DATASET EXTRACT:
====

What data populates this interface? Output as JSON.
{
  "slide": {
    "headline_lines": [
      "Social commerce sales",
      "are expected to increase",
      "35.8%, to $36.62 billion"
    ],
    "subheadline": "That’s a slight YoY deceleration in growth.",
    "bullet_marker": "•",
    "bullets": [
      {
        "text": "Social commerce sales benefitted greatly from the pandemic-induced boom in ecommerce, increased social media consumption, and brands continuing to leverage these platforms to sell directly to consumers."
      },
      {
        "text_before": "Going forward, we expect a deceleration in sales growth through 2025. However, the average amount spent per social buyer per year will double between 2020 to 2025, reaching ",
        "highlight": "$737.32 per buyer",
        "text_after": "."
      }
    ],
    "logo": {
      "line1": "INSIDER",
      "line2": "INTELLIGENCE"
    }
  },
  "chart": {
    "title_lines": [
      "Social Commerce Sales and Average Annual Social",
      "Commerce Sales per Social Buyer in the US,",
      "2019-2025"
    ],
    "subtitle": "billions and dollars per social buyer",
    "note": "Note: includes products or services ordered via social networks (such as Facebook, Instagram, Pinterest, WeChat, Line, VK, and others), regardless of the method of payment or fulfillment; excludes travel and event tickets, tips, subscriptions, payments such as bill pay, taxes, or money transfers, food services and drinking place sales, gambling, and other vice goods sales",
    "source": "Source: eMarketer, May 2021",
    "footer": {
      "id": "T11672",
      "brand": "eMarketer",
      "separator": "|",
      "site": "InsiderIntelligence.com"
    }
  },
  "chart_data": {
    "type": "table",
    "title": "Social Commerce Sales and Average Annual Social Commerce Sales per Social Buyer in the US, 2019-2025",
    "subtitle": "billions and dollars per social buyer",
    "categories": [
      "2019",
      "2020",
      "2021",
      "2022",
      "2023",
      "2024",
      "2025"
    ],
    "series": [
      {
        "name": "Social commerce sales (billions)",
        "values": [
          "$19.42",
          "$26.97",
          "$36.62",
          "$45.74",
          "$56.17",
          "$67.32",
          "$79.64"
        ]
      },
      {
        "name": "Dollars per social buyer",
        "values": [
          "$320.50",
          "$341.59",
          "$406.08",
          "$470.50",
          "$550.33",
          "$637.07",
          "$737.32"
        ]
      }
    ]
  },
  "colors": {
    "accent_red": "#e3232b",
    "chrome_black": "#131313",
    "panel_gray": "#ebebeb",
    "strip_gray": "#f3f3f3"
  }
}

====

DIRECTIVE: Produce a verbatim transcription of the entries above.

RESPONSE TO THIS TASK:
What data populates this interface? Output as JSON.
{
  "slide": {
    "headline_lines": [
      "Social commerce sales",
      "are expected to increase",
      "35.8%, to $36.62 billion"
    ],
    "subheadline": "That’s a slight YoY deceleration in growth.",
    "bullet_marker": "•",
    "bullets": [
      {
        "text": "Social commerce sales benefitted greatly from the pandemic-induced boom in ecommerce, increased social media consumption, and brands continuing to leverage these platforms to sell directly to consumers."
      },
      {
        "text_before": "Going forward, we expect a deceleration in sales growth through 2025. However, the average amount spent per social buyer per year will double between 2020 to 2025, reaching ",
        "highlight": "$737.32 per buyer",
        "text_after": "."
      }
    ],
    "logo": {
      "line1": "INSIDER",
      "line2": "INTELLIGENCE"
    }
  },
  "chart": {
    "title_lines": [
      "Social Commerce Sales and Average Annual Social",
      "Commerce Sales per Social Buyer in the US,",
      "2019-2025"
    ],
    "subtitle": "billions and dollars per social buyer",
    "note": "Note: includes products or services ordered via social networks (such as Facebook, Instagram, Pinterest, WeChat, Line, VK, and others), regardless of the method of payment or fulfillment; excludes travel and event tickets, tips, subscriptions, payments such as bill pay, taxes, or money transfers, food services and drinking place sales, gambling, and other vice goods sales",
    "source": "Source: eMarketer, May 2021",
    "footer": {
      "id": "T11672",
      "brand": "eMarketer",
      "separator": "|",
      "site": "InsiderIntelligence.com"
    }
  },
  "chart_data": {
    "type": "table",
    "title": "Social Commerce Sales and Average Annual Social Commerce Sales per Social Buyer in the US, 2019-2025",
    "subtitle": "billions and dollars per social buyer",
    "categories": [
      "2019",
      "2020",
      "2021",
      "2022",
      "2023",
      "2024",
      "2025"
    ],
    "series": [
      {
        "name": "Social commerce sales (billions)",
        "values": [
          "$19.42",
          "$26.97",
          "$36.62",
          "$45.74",
          "$56.17",
          "$67.32",
          "$79.64"
        ]
      },
      {
        "name": "Dollars per social buyer",
        "values": [
          "$320.50",
          "$341.59",
          "$406.08",
          "$470.50",
          "$550.33",
          "$637.07",
          "$737.32"
        ]
      }
    ]
  },
  "colors": {
    "accent_red": "#e3232b",
    "chrome_black": "#131313",
    "panel_gray": "#ebebeb",
    "strip_gray": "#f3f3f3"
  }
}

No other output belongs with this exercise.